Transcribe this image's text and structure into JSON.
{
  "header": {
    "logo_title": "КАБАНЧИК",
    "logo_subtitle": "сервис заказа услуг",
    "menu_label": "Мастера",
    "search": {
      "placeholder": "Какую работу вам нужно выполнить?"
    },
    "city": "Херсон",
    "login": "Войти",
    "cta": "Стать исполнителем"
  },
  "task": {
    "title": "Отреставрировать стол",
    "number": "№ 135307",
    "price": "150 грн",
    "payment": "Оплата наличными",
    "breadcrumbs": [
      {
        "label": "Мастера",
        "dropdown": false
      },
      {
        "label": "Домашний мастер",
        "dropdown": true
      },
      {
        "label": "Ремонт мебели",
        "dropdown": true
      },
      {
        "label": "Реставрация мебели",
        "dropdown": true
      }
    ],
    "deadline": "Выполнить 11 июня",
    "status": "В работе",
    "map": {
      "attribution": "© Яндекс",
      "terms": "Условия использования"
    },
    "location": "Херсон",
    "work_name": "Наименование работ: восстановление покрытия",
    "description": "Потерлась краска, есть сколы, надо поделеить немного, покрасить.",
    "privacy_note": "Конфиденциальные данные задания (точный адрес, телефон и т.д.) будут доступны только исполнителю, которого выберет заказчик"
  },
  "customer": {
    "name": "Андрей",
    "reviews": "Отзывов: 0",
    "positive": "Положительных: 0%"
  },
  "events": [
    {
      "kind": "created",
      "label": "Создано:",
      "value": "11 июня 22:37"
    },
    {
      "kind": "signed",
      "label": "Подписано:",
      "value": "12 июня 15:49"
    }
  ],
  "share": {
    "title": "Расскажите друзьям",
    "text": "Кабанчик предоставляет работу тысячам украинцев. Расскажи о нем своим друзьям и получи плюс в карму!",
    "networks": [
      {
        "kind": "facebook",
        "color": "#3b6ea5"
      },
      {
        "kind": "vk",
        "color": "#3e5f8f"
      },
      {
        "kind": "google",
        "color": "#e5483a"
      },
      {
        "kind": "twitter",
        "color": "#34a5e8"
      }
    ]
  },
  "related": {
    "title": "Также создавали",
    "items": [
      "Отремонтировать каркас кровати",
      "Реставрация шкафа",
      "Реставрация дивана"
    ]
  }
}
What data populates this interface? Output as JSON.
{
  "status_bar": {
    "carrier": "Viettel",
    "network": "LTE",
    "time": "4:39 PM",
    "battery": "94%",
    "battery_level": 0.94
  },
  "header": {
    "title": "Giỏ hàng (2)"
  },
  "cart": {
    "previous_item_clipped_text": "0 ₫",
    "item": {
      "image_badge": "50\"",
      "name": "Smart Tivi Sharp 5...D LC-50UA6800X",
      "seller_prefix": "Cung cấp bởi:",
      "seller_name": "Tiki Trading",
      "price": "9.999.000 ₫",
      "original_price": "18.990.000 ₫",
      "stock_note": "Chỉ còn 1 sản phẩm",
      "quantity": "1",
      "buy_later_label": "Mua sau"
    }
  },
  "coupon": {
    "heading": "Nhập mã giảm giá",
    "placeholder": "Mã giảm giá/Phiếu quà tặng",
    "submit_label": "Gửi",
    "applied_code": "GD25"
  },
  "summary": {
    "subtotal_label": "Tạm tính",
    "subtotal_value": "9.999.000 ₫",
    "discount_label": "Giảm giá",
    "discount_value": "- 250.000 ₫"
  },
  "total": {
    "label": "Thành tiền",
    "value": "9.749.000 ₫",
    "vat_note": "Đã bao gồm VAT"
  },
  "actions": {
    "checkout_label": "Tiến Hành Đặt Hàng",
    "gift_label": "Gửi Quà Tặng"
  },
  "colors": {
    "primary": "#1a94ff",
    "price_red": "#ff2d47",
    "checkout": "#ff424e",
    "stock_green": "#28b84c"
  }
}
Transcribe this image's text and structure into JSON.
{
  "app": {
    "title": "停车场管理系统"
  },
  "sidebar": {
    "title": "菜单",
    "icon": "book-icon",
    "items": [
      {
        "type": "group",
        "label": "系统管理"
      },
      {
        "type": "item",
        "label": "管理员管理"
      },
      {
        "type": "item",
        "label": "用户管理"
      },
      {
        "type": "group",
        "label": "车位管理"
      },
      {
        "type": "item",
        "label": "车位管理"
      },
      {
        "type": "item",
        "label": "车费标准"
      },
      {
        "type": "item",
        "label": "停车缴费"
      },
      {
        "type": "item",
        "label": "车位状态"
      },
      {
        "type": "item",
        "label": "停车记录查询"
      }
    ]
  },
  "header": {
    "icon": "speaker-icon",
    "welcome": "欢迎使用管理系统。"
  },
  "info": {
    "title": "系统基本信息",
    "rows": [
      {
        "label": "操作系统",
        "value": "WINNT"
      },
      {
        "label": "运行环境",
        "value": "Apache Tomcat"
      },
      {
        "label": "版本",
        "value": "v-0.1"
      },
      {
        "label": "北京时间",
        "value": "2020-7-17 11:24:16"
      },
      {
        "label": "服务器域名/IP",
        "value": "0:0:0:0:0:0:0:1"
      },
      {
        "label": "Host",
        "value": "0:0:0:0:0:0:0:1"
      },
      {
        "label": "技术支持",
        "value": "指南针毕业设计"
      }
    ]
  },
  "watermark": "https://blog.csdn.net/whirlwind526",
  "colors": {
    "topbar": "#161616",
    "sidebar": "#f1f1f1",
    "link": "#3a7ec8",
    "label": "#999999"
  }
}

───

Task directions:
Every record above must be duplicated exactly.

Answer for this exercise:
Transcribe this image's text and structure into JSON.
{
  "header": {
    "logo_title": "КАБАНЧИК",
    "logo_subtitle": "сервис заказа услуг",
    "menu_label": "Мастера",
    "search": {
      "placeholder": "Какую работу вам нужно выполнить?"
    },
    "city": "Херсон",
    "login": "Войти",
    "cta": "Стать исполнителем"
  },
  "task": {
    "title": "Отреставрировать стол",
    "number": "№ 135307",
    "price": "150 грн",
    "payment": "Оплата наличными",
    "breadcrumbs": [
      {
        "label": "Мастера",
        "dropdown": false
      },
      {
        "label": "Домашний мастер",
        "dropdown": true
      },
      {
        "label": "Ремонт мебели",
        "dropdown": true
      },
      {
        "label": "Реставрация мебели",
        "dropdown": true
      }
    ],
    "deadline": "Выполнить 11 июня",
    "status": "В работе",
    "map": {
      "attribution": "© Яндекс",
      "terms": "Условия использования"
    },
    "location": "Херсон",
    "work_name": "Наименование работ: восстановление покрытия",
    "description": "Потерлась краска, есть сколы, надо поделеить немного, покрасить.",
    "privacy_note": "Конфиденциальные данные задания (точный адрес, телефон и т.д.) будут доступны только исполнителю, которого выберет заказчик"
  },
  "customer": {
    "name": "Андрей",
    "reviews": "Отзывов: 0",
    "positive": "Положительных: 0%"
  },
  "events": [
    {
      "kind": "created",
      "label": "Создано:",
      "value": "11 июня 22:37"
    },
    {
      "kind": "signed",
      "label": "Подписано:",
      "value": "12 июня 15:49"
    }
  ],
  "share": {
    "title": "Расскажите друзьям",
    "text": "Кабанчик предоставляет работу тысячам украинцев. Расскажи о нем своим друзьям и получи плюс в карму!",
    "networks": [
      {
        "kind": "facebook",
        "color": "#3b6ea5"
      },
      {
        "kind": "vk",
        "color": "#3e5f8f"
      },
      {
        "kind": "google",
        "color": "#e5483a"
      },
      {
        "kind": "twitter",
        "color": "#34a5e8"
      }
    ]
  },
  "related": {
    "title": "Также создавали",
    "items": [
      "Отремонтировать каркас кровати",
      "Реставрация шкафа",
      "Реставрация дивана"
    ]
  }
}
What data populates this interface? Output as JSON.
{
  "status_bar": {
    "carrier": "Viettel",
    "network": "LTE",
    "time": "4:39 PM",
    "battery": "94%",
    "battery_level": 0.94
  },
  "header": {
    "title": "Giỏ hàng (2)"
  },
  "cart": {
    "previous_item_clipped_text": "0 ₫",
    "item": {
      "image_badge": "50\"",
      "name": "Smart Tivi Sharp 5...D LC-50UA6800X",
      "seller_prefix": "Cung cấp bởi:",
      "seller_name": "Tiki Trading",
      "price": "9.999.000 ₫",
      "original_price": "18.990.000 ₫",
      "stock_note": "Chỉ còn 1 sản phẩm",
      "quantity": "1",
      "buy_later_label": "Mua sau"
    }
  },
  "coupon": {
    "heading": "Nhập mã giảm giá",
    "placeholder": "Mã giảm giá/Phiếu quà tặng",
    "submit_label": "Gửi",
    "applied_code": "GD25"
  },
  "summary": {
    "subtotal_label": "Tạm tính",
    "subtotal_value": "9.999.000 ₫",
    "discount_label": "Giảm giá",
    "discount_value": "- 250.000 ₫"
  },
  "total": {
    "label": "Thành tiền",
    "value": "9.749.000 ₫",
    "vat_note": "Đã bao gồm VAT"
  },
  "actions": {
    "checkout_label": "Tiến Hành Đặt Hàng",
    "gift_label": "Gửi Quà Tặng"
  },
  "colors": {
    "primary": "#1a94ff",
    "price_red": "#ff2d47",
    "checkout": "#ff424e",
    "stock_green": "#28b84c"
  }
}
Transcribe this image's text and structure into JSON.
{
  "app": {
    "title": "停车场管理系统"
  },
  "sidebar": {
    "title": "菜单",
    "icon": "book-icon",
    "items": [
      {
        "type": "group",
        "label": "系统管理"
      },
      {
        "type": "item",
        "label": "管理员管理"
      },
      {
        "type": "item",
        "label": "用户管理"
      },
      {
        "type": "group",
        "label": "车位管理"
      },
      {
        "type": "item",
        "label": "车位管理"
      },
      {
        "type": "item",
        "label": "车费标准"
      },
      {
        "type": "item",
        "label": "停车缴费"
      },
      {
        "type": "item",
        "label": "车位状态"
      },
      {
        "type": "item",
        "label": "停车记录查询"
      }
    ]
  },
  "header": {
    "icon": "speaker-icon",
    "welcome": "欢迎使用管理系统。"
  },
  "info": {
    "title": "系统基本信息",
    "rows": [
      {
        "label": "操作系统",
        "value": "WINNT"
      },
      {
        "label": "运行环境",
        "value": "Apache Tomcat"
      },
      {
        "label": "版本",
        "value": "v-0.1"
      },
      {
        "label": "北京时间",
        "value": "2020-7-17 11:24:16"
      },
      {
        "label": "服务器域名/IP",
        "value": "0:0:0:0:0:0:0:1"
      },
      {
        "label": "Host",
        "value": "0:0:0:0:0:0:0:1"
      },
      {
        "label": "技术支持",
        "value": "指南针毕业设计"
      }
    ]
  },
  "watermark": "https://blog.csdn.net/whirlwind526",
  "colors": {
    "topbar": "#161616",
    "sidebar": "#f1f1f1",
    "link": "#3a7ec8",
    "label": "#999999"
  }
}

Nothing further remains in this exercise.